# EXERCISE BRIEF
Spot each line in the records below where the word "from" occurs, then copy it.

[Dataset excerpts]
──────────────────────────────

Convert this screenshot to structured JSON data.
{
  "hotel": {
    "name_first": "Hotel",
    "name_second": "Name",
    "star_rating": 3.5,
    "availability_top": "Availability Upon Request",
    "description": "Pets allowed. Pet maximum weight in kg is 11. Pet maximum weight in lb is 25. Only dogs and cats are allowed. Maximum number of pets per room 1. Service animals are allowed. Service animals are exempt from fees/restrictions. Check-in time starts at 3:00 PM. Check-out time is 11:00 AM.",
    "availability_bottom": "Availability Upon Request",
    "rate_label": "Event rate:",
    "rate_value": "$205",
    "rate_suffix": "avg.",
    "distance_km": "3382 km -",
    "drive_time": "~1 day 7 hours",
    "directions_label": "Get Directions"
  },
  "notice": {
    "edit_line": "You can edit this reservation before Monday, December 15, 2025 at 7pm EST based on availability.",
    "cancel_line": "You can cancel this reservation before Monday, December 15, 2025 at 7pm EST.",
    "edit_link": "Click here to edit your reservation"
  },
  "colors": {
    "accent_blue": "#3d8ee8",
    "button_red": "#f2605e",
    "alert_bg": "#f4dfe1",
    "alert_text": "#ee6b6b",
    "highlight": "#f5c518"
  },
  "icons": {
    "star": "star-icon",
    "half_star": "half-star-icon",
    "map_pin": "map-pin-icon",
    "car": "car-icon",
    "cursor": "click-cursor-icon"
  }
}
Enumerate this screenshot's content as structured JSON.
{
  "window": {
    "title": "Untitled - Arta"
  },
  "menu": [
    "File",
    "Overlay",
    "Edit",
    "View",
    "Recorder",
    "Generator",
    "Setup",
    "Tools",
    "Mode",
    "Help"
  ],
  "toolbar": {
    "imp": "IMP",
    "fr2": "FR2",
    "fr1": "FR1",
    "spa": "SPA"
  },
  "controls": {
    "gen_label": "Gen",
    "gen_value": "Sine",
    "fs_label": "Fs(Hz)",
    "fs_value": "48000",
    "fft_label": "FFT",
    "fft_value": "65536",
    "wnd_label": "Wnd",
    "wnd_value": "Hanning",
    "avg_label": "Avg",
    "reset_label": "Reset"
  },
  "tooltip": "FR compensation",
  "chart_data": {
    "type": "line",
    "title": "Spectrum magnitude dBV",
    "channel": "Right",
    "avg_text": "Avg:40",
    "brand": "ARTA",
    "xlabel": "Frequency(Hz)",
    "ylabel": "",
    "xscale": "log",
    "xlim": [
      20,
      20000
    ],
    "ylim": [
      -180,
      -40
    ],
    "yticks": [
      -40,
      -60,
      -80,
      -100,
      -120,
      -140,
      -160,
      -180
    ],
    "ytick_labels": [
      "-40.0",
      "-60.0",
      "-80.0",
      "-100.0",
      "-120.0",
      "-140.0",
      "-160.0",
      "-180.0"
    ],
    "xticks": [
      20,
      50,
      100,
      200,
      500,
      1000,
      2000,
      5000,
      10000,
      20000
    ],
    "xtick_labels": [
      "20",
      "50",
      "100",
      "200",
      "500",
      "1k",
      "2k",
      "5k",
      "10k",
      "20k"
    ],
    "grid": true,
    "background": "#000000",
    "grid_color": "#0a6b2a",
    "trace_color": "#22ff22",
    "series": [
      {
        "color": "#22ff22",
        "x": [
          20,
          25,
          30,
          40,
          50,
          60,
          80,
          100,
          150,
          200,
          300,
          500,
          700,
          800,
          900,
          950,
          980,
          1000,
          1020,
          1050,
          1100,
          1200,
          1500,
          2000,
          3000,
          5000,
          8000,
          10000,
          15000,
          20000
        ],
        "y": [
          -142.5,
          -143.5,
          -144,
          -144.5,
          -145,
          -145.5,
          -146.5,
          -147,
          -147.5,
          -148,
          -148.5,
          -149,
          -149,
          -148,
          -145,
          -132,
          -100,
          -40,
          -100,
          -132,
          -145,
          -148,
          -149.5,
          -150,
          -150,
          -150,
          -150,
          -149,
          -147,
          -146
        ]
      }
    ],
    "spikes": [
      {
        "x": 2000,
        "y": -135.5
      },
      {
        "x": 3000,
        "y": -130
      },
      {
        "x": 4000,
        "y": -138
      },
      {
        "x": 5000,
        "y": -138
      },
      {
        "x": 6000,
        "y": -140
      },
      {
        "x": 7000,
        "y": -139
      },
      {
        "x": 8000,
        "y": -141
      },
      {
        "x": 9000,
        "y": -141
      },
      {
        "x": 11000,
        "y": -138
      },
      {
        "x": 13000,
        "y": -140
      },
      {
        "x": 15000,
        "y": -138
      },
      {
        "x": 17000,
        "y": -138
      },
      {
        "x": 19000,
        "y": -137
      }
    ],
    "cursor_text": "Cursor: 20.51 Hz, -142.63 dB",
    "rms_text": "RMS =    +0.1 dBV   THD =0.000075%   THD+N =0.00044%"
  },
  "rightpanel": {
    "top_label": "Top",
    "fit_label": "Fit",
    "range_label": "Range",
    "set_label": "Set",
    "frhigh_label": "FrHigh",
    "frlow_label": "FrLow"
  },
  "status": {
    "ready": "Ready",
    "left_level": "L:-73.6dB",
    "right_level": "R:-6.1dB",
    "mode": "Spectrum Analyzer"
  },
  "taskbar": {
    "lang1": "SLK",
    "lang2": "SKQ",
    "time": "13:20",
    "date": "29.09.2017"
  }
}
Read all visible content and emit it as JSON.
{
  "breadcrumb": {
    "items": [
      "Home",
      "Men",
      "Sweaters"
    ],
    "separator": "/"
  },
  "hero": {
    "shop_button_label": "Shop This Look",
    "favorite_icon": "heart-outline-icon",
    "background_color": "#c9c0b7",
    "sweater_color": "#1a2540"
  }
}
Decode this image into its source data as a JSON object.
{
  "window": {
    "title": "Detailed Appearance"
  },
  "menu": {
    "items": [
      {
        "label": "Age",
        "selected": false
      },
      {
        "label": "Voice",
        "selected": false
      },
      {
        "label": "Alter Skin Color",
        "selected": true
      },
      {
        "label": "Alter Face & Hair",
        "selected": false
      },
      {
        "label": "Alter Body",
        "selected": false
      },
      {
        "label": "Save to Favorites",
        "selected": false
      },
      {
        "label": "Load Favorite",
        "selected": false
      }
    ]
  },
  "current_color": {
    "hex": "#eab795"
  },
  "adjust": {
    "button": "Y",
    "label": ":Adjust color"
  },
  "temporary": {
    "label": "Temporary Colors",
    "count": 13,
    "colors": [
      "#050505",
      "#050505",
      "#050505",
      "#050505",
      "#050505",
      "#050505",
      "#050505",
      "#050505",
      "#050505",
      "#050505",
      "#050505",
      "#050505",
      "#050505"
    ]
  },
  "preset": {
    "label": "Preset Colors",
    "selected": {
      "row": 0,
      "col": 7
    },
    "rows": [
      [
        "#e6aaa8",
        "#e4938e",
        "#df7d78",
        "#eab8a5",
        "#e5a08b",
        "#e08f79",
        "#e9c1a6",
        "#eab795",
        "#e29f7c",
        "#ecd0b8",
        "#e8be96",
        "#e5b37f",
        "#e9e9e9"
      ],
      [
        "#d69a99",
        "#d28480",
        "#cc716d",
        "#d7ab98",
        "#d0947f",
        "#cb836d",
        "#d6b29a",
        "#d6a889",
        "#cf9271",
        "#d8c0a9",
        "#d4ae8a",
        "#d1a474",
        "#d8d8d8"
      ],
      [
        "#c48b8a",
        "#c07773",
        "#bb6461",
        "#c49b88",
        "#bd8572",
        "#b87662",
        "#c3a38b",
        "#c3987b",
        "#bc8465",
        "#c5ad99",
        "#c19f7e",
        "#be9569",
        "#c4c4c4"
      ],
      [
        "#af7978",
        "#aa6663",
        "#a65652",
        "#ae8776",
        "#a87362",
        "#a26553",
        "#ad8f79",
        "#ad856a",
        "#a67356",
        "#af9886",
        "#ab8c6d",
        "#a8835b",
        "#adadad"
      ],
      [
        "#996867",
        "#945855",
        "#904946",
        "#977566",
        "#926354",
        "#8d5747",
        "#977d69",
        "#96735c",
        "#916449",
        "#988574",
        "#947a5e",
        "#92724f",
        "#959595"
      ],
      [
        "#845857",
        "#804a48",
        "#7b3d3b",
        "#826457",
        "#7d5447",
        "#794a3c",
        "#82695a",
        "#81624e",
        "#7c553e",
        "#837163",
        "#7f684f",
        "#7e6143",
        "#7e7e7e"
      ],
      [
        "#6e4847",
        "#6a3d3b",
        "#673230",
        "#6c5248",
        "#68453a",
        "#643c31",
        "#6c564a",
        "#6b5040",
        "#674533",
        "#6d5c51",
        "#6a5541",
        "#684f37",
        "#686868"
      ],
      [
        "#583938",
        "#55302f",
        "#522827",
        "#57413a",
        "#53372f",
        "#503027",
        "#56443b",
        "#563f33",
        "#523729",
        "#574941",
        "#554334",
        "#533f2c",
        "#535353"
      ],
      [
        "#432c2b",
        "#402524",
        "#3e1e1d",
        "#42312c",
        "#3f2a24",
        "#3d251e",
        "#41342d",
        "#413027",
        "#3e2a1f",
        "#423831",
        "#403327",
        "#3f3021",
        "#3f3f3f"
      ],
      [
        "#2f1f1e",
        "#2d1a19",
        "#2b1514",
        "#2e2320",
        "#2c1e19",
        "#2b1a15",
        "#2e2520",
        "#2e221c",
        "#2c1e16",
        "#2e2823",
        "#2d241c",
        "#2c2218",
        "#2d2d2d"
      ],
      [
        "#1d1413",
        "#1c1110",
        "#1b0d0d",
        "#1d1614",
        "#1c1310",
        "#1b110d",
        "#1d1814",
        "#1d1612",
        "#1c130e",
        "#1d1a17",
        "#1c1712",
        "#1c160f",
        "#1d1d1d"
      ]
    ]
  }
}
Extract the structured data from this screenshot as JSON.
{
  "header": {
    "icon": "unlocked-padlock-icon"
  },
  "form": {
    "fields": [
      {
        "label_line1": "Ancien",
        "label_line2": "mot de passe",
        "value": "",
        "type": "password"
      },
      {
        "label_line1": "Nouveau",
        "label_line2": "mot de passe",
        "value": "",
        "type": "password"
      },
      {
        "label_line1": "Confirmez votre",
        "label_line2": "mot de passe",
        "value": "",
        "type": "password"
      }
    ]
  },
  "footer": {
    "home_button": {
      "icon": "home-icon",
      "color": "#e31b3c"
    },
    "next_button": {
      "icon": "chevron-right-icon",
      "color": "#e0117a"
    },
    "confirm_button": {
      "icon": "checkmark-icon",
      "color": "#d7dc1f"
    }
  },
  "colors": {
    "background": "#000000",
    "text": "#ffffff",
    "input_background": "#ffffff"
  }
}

──────────────────────────────

# CORRECT ANSWER
    "description": "Pets allowed. Pet maximum weight in kg is 11. Pet maximum weight in lb is 25. Only dogs and cats are allowed. Maximum number of pets per room 1. Service animals are allowed. Service animals are exempt from fees/restrictions. Check-in time starts at 3:00 PM. Check-out time is 11:00 AM.",
Extract the structured data from this screenshot as JSON.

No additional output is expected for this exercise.